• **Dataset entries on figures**
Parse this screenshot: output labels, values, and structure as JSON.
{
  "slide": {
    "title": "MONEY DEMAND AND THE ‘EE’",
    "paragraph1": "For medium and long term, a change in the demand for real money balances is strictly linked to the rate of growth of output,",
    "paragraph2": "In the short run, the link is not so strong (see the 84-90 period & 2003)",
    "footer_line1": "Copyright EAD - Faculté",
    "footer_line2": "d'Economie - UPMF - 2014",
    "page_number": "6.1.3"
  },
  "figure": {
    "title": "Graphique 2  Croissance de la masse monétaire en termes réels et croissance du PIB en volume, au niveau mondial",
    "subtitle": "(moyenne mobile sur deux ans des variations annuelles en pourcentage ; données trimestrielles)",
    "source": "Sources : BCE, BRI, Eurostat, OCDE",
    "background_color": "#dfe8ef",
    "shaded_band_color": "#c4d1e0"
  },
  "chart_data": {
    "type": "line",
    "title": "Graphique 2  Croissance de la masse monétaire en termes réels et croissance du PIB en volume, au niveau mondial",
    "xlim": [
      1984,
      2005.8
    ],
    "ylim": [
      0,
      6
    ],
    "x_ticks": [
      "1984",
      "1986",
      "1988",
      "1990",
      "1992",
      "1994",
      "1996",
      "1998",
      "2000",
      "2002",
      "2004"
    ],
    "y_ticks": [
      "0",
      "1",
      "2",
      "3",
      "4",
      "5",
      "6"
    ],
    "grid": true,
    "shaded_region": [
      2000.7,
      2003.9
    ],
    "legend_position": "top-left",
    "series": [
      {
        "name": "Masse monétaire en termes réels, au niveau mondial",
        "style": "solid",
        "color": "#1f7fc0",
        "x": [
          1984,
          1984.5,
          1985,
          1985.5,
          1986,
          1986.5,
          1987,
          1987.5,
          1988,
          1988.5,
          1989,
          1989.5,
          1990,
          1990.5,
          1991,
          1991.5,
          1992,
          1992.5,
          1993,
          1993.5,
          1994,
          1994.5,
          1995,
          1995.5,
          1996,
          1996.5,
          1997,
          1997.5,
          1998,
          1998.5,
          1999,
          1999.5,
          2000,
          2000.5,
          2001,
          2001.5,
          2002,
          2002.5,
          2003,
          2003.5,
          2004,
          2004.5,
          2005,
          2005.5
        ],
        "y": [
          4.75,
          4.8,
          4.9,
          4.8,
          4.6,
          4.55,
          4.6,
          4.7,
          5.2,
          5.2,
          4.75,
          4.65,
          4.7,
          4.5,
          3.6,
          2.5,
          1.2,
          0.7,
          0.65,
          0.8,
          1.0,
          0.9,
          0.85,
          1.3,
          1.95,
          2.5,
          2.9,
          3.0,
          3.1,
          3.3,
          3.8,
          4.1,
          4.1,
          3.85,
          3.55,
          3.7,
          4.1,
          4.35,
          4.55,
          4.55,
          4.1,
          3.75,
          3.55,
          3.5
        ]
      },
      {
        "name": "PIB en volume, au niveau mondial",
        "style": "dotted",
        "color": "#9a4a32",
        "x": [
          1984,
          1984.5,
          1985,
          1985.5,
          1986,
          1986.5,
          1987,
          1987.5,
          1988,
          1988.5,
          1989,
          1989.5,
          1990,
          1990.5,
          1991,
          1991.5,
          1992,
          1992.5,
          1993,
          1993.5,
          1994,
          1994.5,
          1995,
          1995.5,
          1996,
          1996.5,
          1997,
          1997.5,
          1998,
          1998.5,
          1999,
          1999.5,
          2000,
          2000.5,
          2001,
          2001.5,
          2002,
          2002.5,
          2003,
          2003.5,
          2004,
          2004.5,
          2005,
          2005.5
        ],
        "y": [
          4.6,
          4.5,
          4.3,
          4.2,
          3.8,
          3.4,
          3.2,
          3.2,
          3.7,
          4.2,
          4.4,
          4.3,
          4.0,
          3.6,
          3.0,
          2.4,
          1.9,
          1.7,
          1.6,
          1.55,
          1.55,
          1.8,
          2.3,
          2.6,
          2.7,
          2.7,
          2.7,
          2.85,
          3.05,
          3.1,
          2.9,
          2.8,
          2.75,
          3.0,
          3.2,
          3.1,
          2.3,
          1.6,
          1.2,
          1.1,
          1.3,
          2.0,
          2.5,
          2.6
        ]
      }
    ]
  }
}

• **Exercise goal**
Go through the listing and copy all of it exactly.

• **The response**
Parse this screenshot: output labels, values, and structure as JSON.
{
  "slide": {
    "title": "MONEY DEMAND AND THE ‘EE’",
    "paragraph1": "For medium and long term, a change in the demand for real money balances is strictly linked to the rate of growth of output,",
    "paragraph2": "In the short run, the link is not so strong (see the 84-90 period & 2003)",
    "footer_line1": "Copyright EAD - Faculté",
    "footer_line2": "d'Economie - UPMF - 2014",
    "page_number": "6.1.3"
  },
  "figure": {
    "title": "Graphique 2  Croissance de la masse monétaire en termes réels et croissance du PIB en volume, au niveau mondial",
    "subtitle": "(moyenne mobile sur deux ans des variations annuelles en pourcentage ; données trimestrielles)",
    "source": "Sources : BCE, BRI, Eurostat, OCDE",
    "background_color": "#dfe8ef",
    "shaded_band_color": "#c4d1e0"
  },
  "chart_data": {
    "type": "line",
    "title": "Graphique 2  Croissance de la masse monétaire en termes réels et croissance du PIB en volume, au niveau mondial",
    "xlim": [
      1984,
      2005.8
    ],
    "ylim": [
      0,
      6
    ],
    "x_ticks": [
      "1984",
      "1986",
      "1988",
      "1990",
      "1992",
      "1994",
      "1996",
      "1998",
      "2000",
      "2002",
      "2004"
    ],
    "y_ticks": [
      "0",
      "1",
      "2",
      "3",
      "4",
      "5",
      "6"
    ],
    "grid": true,
    "shaded_region": [
      2000.7,
      2003.9
    ],
    "legend_position": "top-left",
    "series": [
      {
        "name": "Masse monétaire en termes réels, au niveau mondial",
        "style": "solid",
        "color": "#1f7fc0",
        "x": [
          1984,
          1984.5,
          1985,
          1985.5,
          1986,
          1986.5,
          1987,
          1987.5,
          1988,
          1988.5,
          1989,
          1989.5,
          1990,
          1990.5,
          1991,
          1991.5,
          1992,
          1992.5,
          1993,
          1993.5,
          1994,
          1994.5,
          1995,
          1995.5,
          1996,
          1996.5,
          1997,
          1997.5,
          1998,
          1998.5,
          1999,
          1999.5,
          2000,
          2000.5,
          2001,
          2001.5,
          2002,
          2002.5,
          2003,
          2003.5,
          2004,
          2004.5,
          2005,
          2005.5
        ],
        "y": [
          4.75,
          4.8,
          4.9,
          4.8,
          4.6,
          4.55,
          4.6,
          4.7,
          5.2,
          5.2,
          4.75,
          4.65,
          4.7,
          4.5,
          3.6,
          2.5,
          1.2,
          0.7,
          0.65,
          0.8,
          1.0,
          0.9,
          0.85,
          1.3,
          1.95,
          2.5,
          2.9,
          3.0,
          3.1,
          3.3,
          3.8,
          4.1,
          4.1,
          3.85,
          3.55,
          3.7,
          4.1,
          4.35,
          4.55,
          4.55,
          4.1,
          3.75,
          3.55,
          3.5
        ]
      },
      {
        "name": "PIB en volume, au niveau mondial",
        "style": "dotted",
        "color": "#9a4a32",
        "x": [
          1984,
          1984.5,
          1985,
          1985.5,
          1986,
          1986.5,
          1987,
          1987.5,
          1988,
          1988.5,
          1989,
          1989.5,
          1990,
          1990.5,
          1991,
          1991.5,
          1992,
          1992.5,
          1993,
          1993.5,
          1994,
          1994.5,
          1995,
          1995.5,
          1996,
          1996.5,
          1997,
          1997.5,
          1998,
          1998.5,
          1999,
          1999.5,
          2000,
          2000.5,
          2001,
          2001.5,
          2002,
          2002.5,
          2003,
          2003.5,
          2004,
          2004.5,
          2005,
          2005.5
        ],
        "y": [
          4.6,
          4.5,
          4.3,
          4.2,
          3.8,
          3.4,
          3.2,
          3.2,
          3.7,
          4.2,
          4.4,
          4.3,
          4.0,
          3.6,
          3.0,
          2.4,
          1.9,
          1.7,
          1.6,
          1.55,
          1.55,
          1.8,
          2.3,
          2.6,
          2.7,
          2.7,
          2.7,
          2.85,
          3.05,
          3.1,
          2.9,
          2.8,
          2.75,
          3.0,
          3.2,
          3.1,
          2.3,
          1.6,
          1.2,
          1.1,
          1.3,
          2.0,
          2.5,
          2.6
        ]
      }
    ]
  }
}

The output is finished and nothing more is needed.